■ What the task asks: Continue the article on the factory pattern from its last line.

■ Text excerpt:
+++
Introduction
Factory pattern is the most widely used pattern in the software engineering world. This pattern introduces loose coupling between classes which is the most important principle one should consider and apply while designing the application architecture. Loose coupling can be introduced in application architecture by programming against abstract entities rather than concrete implementations. This not only makes our architecture more flexible but also less fragile.
Think Coupling When Using NEW
When you are using “new” keyword in .NET or Java and/or newObj in other languages, you are not just creating an object but under the hood you are also introducing coupling within your application. It doesn’t mean you don’t have to use it anymore as it’s the only way of instantiating an object, but we should find a way to do it more effectively because we have to cater to an important factor in software engineering (or even in life which remains constant) and that’s “CHANGE”. Let’s have a look at an example:
VB
Dim myBat As New HardBallBat()
C#
Bat myBat = new HardBallBat();
And we most often extend this approach when we have a set of related classes, e.g.
VB
If (hardball)
Dim myBat As Bat = New HardBallBat()
ElseIf (tapeball)
Dim myBat As Bat = New TapeBallBat()
ElseIf (plasticball)
Dim myBat As Bat = New PlasticBallBat()
C#
if (hardball)
Bat myHardBallBat = new HardBallBat();
else if (tapeball)
Bat myTapeBallBat = new TapeBallBat();
else if (plasticball)
Bat myPlasticBallBat = new PlasticBallBat();
Here, we are instantiating several concrete implementations depending on the condition evaluated at runtime. So, what’s wrong with this approach? There might be dozens of classes which you may add in the future and can also remove some which are of no use to you which shows that this code is not closed for modification, you have to reopen it and do the modification but a good architecture should follow a principle, i.e., the design should be opened for extension but closed for modification. And this sort of code may also be scattered everywhere in your application which can be a maintenance nightmare.
Separate the Aspects that Vary
Now let’s extend the example provided above and consider there is a shop down the road which is selling top quality bats and you have been assigned the task to develop an application for that shop, you might end up writing code something like this in its OrderBat() method:
VB
Public Function OrderBat() As Bat
Dim myBat As New Bat()
myBat.clean()
myBat.applyGrip()
myBat.applyLogo()
myBat.applyCover()
myBat.pack()
Return myBat
End Function
C#
public Bat OrderBat()
{
Bat myBat = new Bat();
myBat.clean();
myBat.applyGrip();
myBat.applyLogo();
myBat.applyCover();
myBat.pack();
return myBat;
}
And an extended version of this example might be having a condition evaluated at runtime according to customer’s choice of the bat he/she wants to buy and every concrete implementation extends the base class which is “Bat”. Therefore:
VB
Private Function OrderBat(ByVal choice As String) As Bat
Dim myBat As Bat
Select Case choice
Case "hardball"
+++
■ Supplied material:
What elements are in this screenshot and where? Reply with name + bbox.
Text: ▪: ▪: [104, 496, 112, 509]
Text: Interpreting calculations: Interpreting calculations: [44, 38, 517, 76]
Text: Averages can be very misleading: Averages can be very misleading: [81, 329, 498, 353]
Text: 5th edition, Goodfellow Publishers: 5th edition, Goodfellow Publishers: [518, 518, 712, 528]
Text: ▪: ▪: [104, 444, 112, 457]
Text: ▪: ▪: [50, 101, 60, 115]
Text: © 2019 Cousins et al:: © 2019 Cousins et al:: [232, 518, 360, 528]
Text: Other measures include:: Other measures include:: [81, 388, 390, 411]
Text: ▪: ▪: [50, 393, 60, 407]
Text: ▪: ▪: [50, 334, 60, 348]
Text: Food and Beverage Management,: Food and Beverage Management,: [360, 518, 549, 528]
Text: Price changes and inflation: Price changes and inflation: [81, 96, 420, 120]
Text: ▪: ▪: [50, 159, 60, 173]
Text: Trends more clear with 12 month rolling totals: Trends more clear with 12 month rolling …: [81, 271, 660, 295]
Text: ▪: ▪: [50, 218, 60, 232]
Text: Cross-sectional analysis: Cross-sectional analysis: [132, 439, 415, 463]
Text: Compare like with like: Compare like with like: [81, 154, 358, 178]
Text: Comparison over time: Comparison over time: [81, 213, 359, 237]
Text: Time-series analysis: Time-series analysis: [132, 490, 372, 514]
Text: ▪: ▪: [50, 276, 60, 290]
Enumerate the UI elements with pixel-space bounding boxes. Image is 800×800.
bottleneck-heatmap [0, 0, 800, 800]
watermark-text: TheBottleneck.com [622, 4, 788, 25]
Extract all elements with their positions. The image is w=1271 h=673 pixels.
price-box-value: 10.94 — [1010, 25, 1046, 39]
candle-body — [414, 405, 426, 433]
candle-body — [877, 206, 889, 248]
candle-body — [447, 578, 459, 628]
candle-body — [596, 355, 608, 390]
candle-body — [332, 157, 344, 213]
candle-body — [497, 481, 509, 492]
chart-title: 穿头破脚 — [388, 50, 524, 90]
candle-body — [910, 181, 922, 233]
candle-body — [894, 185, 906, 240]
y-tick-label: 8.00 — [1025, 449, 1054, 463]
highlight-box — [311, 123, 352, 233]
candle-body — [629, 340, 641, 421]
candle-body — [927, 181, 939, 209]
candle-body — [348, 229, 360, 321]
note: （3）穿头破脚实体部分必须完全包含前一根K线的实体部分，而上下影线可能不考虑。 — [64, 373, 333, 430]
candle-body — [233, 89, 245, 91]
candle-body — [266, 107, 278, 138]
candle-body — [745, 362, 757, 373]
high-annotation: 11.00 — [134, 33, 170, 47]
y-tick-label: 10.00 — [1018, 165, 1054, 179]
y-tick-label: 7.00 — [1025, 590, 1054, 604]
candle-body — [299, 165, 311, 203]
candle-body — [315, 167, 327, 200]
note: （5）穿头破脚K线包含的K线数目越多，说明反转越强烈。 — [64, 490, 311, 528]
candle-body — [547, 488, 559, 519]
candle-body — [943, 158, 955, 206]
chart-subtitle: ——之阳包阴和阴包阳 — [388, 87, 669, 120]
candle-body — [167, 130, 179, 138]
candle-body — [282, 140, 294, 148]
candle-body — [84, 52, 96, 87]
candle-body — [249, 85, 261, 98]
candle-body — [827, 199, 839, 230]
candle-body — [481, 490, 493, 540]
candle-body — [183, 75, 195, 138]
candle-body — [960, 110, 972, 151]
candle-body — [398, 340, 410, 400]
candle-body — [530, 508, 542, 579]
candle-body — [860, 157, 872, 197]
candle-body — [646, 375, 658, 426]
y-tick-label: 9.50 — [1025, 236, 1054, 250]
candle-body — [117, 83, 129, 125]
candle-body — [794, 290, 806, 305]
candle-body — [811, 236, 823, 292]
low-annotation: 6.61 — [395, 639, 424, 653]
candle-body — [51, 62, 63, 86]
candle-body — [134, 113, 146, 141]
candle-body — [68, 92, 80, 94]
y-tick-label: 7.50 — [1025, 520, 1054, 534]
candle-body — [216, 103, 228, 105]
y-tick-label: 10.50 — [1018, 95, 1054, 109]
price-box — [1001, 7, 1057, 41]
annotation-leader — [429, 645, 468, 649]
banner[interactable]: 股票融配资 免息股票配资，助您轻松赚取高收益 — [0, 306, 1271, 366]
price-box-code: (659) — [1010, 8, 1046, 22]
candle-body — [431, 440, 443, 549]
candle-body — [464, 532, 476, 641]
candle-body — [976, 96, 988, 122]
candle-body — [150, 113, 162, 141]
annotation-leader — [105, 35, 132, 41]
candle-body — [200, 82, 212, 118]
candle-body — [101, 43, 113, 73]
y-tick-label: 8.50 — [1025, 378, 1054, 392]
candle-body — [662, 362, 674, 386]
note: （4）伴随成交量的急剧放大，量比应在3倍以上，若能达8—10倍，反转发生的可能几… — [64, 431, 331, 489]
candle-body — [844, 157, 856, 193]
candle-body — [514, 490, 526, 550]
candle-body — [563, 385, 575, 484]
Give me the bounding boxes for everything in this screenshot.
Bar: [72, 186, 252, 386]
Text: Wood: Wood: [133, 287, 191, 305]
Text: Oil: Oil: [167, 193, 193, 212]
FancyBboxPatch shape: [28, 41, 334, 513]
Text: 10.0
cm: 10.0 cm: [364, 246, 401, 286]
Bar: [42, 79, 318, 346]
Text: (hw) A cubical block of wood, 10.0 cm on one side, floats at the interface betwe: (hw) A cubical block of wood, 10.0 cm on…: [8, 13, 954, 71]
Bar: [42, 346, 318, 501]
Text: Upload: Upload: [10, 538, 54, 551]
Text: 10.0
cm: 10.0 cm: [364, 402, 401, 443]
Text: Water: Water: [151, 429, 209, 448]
+++
■ Exercise answer:
myBat = New HardBallBat()
Case "softball"
myBat = New SoftBallBat()
Case "plasticball"
myBat = New PlasticBallBat()
End Select
myBat.clean()
myBat.applyGrip()
myBat.applyLogo()
myBat.applyCover()
myBat.pack()
Return myBat
End Function
C#
private Bat OrderBat(string choice)
{
Bat myBat = default(Bat);
switch (choice)
{
case "hardball":
myBat = new HardBallBat();
break;
case "softball":
myBat = new SoftBallBat();
break;
case "plasticball":
myBat = new PlasticBallBat();
break;
}
myBat.clean();
myBat.applyGrip();
myBat.applyLogo();
myBat.applyCover();
myBat.pack();
return myBat;
}
Now you might have analyzed that this method is not closed for modification because if in the future they decided to sell any new bat or want to remove something from their collection, you have to again reopen it and do the modification but you might have also analyzed there are certain other parts in the method that don’t need to be changed or at least don’t have any chance of change in the future, i.e.
myBat.clean()
myBat.applyGrip()
myBat.applyLogo()
myBat.applyCover()
myBat.pack()
Then why not separate those aspects of code that change so that we just have to worry about that part of our code, i.e.:
VB
Select Case choice
Case "hardball"
myBat = New HardBallBat()
Case "softball"
myBat = New SoftBallBat()
Case "plasticball"
myBat = New PlasticBallBat()
End Select
C#
switch (choice)
{
case "hardball":
myBat = new HardBallBat();
break;
case "softball":
myBat = new SoftBallBat();
break;
case "plasticball":
myBat = new PlasticBallBat();
break;
}
As we are now aware what is changing in our code and what isn’t, we can now encapsulate it. But wait! The code that is varying as we can see contains the object creation logic and we want to isolate it from our client so in which method we should put it? That’s right, Factory method! Because any method that deals with the object creation can be called as factory method.
Simple Bat Factory
Our client will use this factory to get the object it wants and beauty of this pattern is that it doesn’t let client to change its code to get the thing it wants, the client just has to demand from the factory for the object it needs, as this is what factory is for so let's define a simple Bat factory:
VB
Public MustInherit Class BatFactory
MustOverride Function CreateBat(ByVal choice As String) As Bat
End Class
C#
public abstract class BatFactory
{
public abstract Bat CreateBat(string choice);
}
This is our base factory class which must be implemented by all the factories that want to supply us bats because this is what our client recognizes and can only work with. So let’s define it:
VB
Public Class SimpleBatFactory
Inherits BatFactory
Overrides Function CreateBat(ByVal choice As String) As Bat
Dim myBat As Bat
Select Case choice
Case "hardball"
myBat = New HardBallBat()
Case "softball"
myBat = New SoftBallBat()
Case "plasticball"
myBat = New PlasticBallBat()
End Select
Return myBat
End Function
End Class
C#
public class SimpleBatFactory : BatFactory
{
public override Bat CreateBat(string choice)
{
Bat myBat = default(Bat);
switch (choice)
{
case "hardball":
myBat = new HardBallBat();
break;
case "softball":
myBat = new SoftBallBat();
break;
case "plasticball":
myBat = new PlasticBallBat();
break;
}
return myBat;
}
}
Now our client will simply use the CreateBat method to get the bat of customer’s choice provided the returned object implements the required interface. We can now modify the client code and this would be the last modification to our client class, i.e.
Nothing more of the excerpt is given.